## DIRECTIONS FOR THIS TASK
From the entries that follow, pick out all lines holding "滑片向左移动".

## ROWS

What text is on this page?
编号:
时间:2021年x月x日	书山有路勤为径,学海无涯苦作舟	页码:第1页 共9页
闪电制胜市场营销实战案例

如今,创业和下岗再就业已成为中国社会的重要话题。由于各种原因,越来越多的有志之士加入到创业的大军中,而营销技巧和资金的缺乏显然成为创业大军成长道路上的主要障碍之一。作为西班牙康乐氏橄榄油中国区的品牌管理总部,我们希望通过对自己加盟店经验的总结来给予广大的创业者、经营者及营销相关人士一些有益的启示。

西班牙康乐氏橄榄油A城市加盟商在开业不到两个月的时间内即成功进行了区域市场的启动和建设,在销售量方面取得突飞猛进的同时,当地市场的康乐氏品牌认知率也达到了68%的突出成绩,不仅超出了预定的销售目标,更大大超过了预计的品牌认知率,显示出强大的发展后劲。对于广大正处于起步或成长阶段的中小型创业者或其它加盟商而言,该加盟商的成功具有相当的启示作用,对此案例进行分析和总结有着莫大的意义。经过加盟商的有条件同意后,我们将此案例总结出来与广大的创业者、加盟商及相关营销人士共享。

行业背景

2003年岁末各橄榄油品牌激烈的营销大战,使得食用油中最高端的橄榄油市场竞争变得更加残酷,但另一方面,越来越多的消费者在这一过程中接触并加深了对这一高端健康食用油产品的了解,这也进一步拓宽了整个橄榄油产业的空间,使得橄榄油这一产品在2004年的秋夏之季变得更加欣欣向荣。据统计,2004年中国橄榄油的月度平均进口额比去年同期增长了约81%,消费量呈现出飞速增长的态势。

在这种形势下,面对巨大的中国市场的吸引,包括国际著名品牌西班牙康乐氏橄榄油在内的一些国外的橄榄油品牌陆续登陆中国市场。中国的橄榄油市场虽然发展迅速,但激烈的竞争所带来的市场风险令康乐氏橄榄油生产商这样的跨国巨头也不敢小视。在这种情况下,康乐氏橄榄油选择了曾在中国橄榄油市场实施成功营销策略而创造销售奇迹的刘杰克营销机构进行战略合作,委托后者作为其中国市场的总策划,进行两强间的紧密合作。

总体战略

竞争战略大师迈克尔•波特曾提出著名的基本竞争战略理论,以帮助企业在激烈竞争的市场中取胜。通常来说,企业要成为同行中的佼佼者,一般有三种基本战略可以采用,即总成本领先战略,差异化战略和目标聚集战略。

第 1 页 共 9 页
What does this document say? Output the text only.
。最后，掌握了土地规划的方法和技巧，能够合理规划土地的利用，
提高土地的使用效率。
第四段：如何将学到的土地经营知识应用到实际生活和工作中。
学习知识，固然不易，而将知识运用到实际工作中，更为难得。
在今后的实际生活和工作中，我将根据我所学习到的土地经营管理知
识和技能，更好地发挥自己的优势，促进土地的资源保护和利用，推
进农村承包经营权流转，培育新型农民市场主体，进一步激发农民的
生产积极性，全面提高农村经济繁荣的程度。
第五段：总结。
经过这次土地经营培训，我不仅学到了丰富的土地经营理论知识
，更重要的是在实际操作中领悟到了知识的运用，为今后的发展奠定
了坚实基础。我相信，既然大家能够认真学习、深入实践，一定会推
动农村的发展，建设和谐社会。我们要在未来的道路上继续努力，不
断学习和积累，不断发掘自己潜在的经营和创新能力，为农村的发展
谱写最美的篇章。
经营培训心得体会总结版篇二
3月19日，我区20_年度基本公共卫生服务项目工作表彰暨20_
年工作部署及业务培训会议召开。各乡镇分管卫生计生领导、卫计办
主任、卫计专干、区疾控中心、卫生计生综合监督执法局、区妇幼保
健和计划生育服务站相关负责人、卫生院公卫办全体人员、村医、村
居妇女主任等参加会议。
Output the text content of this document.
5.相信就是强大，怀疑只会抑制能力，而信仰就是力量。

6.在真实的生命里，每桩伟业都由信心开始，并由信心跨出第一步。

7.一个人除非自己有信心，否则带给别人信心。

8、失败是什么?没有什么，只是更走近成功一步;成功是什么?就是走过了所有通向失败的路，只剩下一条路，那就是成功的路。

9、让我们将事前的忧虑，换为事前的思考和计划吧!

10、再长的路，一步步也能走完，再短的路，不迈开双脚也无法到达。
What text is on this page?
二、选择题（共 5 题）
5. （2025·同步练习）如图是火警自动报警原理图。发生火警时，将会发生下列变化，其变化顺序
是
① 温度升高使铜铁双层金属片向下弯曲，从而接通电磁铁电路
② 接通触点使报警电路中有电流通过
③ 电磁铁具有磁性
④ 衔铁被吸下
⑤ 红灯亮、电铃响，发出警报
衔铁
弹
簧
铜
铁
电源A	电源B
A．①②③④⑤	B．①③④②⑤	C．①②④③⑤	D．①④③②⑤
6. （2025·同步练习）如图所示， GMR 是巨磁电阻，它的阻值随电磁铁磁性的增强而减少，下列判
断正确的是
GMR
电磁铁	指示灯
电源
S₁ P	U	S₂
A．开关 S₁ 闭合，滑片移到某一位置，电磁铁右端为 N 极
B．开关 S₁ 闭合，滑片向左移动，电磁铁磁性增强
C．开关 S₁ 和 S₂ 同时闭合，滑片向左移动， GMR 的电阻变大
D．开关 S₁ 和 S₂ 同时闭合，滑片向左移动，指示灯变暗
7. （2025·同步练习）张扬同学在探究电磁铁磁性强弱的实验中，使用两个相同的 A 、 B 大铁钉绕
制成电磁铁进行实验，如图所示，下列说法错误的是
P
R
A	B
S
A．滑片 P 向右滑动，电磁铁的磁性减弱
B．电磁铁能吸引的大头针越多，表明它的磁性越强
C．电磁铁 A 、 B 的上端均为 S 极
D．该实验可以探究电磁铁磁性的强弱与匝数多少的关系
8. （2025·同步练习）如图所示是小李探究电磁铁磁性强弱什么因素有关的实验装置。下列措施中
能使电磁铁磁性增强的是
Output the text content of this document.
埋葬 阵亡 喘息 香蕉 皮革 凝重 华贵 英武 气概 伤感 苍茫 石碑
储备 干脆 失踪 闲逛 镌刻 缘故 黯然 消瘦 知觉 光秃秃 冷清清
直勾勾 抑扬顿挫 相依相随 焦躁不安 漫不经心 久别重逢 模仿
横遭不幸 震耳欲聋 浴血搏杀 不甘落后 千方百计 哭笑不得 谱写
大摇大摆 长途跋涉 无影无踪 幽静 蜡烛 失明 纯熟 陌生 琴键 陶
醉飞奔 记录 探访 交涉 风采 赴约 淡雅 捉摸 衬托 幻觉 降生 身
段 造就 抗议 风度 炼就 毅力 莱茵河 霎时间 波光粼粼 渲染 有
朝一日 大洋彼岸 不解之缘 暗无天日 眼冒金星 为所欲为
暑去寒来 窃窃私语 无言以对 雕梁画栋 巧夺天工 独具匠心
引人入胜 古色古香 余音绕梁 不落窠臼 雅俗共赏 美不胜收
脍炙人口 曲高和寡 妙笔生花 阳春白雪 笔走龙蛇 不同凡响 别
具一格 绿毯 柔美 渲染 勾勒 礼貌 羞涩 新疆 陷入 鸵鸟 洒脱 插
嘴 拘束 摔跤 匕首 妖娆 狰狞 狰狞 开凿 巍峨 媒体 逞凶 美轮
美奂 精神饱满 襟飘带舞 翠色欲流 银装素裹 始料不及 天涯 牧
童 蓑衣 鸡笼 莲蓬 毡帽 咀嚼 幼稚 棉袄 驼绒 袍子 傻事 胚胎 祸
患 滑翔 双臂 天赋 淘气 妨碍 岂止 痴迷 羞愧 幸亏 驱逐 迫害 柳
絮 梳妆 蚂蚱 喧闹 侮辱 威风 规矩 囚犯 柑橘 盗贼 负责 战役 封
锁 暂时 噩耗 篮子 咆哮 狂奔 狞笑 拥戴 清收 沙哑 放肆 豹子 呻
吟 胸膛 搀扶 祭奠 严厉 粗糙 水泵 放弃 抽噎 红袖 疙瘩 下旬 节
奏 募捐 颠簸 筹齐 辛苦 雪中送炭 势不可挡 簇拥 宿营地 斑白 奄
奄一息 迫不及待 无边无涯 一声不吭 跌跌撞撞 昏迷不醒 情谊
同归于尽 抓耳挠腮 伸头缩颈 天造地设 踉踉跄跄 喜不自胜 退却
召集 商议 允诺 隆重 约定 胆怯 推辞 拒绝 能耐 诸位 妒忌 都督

## CORRECT RESULT
B．开关 S₁ 闭合，滑片向左移动，电磁铁磁性增强
C．开关 S₁ 和 S₂ 同时闭合，滑片向左移动， GMR 的电阻变大
D．开关 S₁ 和 S₂ 同时闭合，滑片向左移动，指示灯变暗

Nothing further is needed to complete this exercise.